- [Exercise] Reproduce all of the data exactly, with no line skipped.

- [Provided entries]
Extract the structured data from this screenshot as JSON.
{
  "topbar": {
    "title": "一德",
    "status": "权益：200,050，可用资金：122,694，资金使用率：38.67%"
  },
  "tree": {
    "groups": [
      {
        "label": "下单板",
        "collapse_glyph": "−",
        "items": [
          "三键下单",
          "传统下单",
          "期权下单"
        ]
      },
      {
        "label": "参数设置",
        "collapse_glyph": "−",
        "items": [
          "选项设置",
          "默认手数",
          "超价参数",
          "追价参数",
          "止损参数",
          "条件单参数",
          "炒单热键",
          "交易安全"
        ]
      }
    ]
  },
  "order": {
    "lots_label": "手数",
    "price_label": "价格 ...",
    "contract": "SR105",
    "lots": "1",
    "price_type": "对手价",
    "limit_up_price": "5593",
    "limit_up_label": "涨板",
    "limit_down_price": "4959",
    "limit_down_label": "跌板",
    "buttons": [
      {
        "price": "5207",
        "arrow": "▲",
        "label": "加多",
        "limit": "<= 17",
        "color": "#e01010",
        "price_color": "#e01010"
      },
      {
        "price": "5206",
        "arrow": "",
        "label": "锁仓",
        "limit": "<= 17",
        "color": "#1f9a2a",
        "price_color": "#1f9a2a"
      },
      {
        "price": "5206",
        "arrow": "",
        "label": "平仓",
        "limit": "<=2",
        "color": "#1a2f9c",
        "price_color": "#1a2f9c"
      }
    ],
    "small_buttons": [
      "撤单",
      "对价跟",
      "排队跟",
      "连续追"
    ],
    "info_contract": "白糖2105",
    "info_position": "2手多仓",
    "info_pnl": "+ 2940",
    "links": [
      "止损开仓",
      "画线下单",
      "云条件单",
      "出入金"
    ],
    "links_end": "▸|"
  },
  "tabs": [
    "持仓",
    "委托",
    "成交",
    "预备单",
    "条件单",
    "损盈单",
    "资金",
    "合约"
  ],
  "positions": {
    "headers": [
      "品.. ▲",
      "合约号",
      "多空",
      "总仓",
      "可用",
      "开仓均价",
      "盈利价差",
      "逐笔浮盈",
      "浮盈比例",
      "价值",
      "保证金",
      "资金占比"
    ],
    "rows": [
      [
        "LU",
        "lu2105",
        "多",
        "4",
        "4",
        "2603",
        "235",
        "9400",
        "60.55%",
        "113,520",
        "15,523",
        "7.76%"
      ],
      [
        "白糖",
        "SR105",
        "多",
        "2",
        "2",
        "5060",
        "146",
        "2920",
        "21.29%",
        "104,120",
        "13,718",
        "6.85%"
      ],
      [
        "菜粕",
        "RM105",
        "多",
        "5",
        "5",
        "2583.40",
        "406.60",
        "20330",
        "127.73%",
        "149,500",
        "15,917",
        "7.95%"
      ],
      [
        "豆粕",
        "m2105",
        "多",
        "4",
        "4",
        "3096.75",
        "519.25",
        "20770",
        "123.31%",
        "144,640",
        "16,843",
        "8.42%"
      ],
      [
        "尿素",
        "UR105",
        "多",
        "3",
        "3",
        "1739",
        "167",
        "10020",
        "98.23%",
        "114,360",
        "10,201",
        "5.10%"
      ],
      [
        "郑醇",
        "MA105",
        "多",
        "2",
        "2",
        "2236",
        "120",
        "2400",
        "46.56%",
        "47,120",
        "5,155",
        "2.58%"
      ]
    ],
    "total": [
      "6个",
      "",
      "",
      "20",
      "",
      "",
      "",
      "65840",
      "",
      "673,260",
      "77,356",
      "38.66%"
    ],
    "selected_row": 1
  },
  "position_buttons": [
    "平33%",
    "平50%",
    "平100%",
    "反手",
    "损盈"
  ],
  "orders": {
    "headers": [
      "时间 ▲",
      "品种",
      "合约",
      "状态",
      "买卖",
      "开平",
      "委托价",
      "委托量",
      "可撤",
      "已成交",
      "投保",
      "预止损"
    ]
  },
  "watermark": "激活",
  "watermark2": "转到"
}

- [Final answer]
Extract the structured data from this screenshot as JSON.
{
  "topbar": {
    "title": "一德",
    "status": "权益：200,050，可用资金：122,694，资金使用率：38.67%"
  },
  "tree": {
    "groups": [
      {
        "label": "下单板",
        "collapse_glyph": "−",
        "items": [
          "三键下单",
          "传统下单",
          "期权下单"
        ]
      },
      {
        "label": "参数设置",
        "collapse_glyph": "−",
        "items": [
          "选项设置",
          "默认手数",
          "超价参数",
          "追价参数",
          "止损参数",
          "条件单参数",
          "炒单热键",
          "交易安全"
        ]
      }
    ]
  },
  "order": {
    "lots_label": "手数",
    "price_label": "价格 ...",
    "contract": "SR105",
    "lots": "1",
    "price_type": "对手价",
    "limit_up_price": "5593",
    "limit_up_label": "涨板",
    "limit_down_price": "4959",
    "limit_down_label": "跌板",
    "buttons": [
      {
        "price": "5207",
        "arrow": "▲",
        "label": "加多",
        "limit": "<= 17",
        "color": "#e01010",
        "price_color": "#e01010"
      },
      {
        "price": "5206",
        "arrow": "",
        "label": "锁仓",
        "limit": "<= 17",
        "color": "#1f9a2a",
        "price_color": "#1f9a2a"
      },
      {
        "price": "5206",
        "arrow": "",
        "label": "平仓",
        "limit": "<=2",
        "color": "#1a2f9c",
        "price_color": "#1a2f9c"
      }
    ],
    "small_buttons": [
      "撤单",
      "对价跟",
      "排队跟",
      "连续追"
    ],
    "info_contract": "白糖2105",
    "info_position": "2手多仓",
    "info_pnl": "+ 2940",
    "links": [
      "止损开仓",
      "画线下单",
      "云条件单",
      "出入金"
    ],
    "links_end": "▸|"
  },
  "tabs": [
    "持仓",
    "委托",
    "成交",
    "预备单",
    "条件单",
    "损盈单",
    "资金",
    "合约"
  ],
  "positions": {
    "headers": [
      "品.. ▲",
      "合约号",
      "多空",
      "总仓",
      "可用",
      "开仓均价",
      "盈利价差",
      "逐笔浮盈",
      "浮盈比例",
      "价值",
      "保证金",
      "资金占比"
    ],
    "rows": [
      [
        "LU",
        "lu2105",
        "多",
        "4",
        "4",
        "2603",
        "235",
        "9400",
        "60.55%",
        "113,520",
        "15,523",
        "7.76%"
      ],
      [
        "白糖",
        "SR105",
        "多",
        "2",
        "2",
        "5060",
        "146",
        "2920",
        "21.29%",
        "104,120",
        "13,718",
        "6.85%"
      ],
      [
        "菜粕",
        "RM105",
        "多",
        "5",
        "5",
        "2583.40",
        "406.60",
        "20330",
        "127.73%",
        "149,500",
        "15,917",
        "7.95%"
      ],
      [
        "豆粕",
        "m2105",
        "多",
        "4",
        "4",
        "3096.75",
        "519.25",
        "20770",
        "123.31%",
        "144,640",
        "16,843",
        "8.42%"
      ],
      [
        "尿素",
        "UR105",
        "多",
        "3",
        "3",
        "1739",
        "167",
        "10020",
        "98.23%",
        "114,360",
        "10,201",
        "5.10%"
      ],
      [
        "郑醇",
        "MA105",
        "多",
        "2",
        "2",
        "2236",
        "120",
        "2400",
        "46.56%",
        "47,120",
        "5,155",
        "2.58%"
      ]
    ],
    "total": [
      "6个",
      "",
      "",
      "20",
      "",
      "",
      "",
      "65840",
      "",
      "673,260",
      "77,356",
      "38.66%"
    ],
    "selected_row": 1
  },
  "position_buttons": [
    "平33%",
    "平50%",
    "平100%",
    "反手",
    "损盈"
  ],
  "orders": {
    "headers": [
      "时间 ▲",
      "品种",
      "合约",
      "状态",
      "买卖",
      "开平",
      "委托价",
      "委托量",
      "可撤",
      "已成交",
      "投保",
      "预止损"
    ]
  },
  "watermark": "激活",
  "watermark2": "转到"
}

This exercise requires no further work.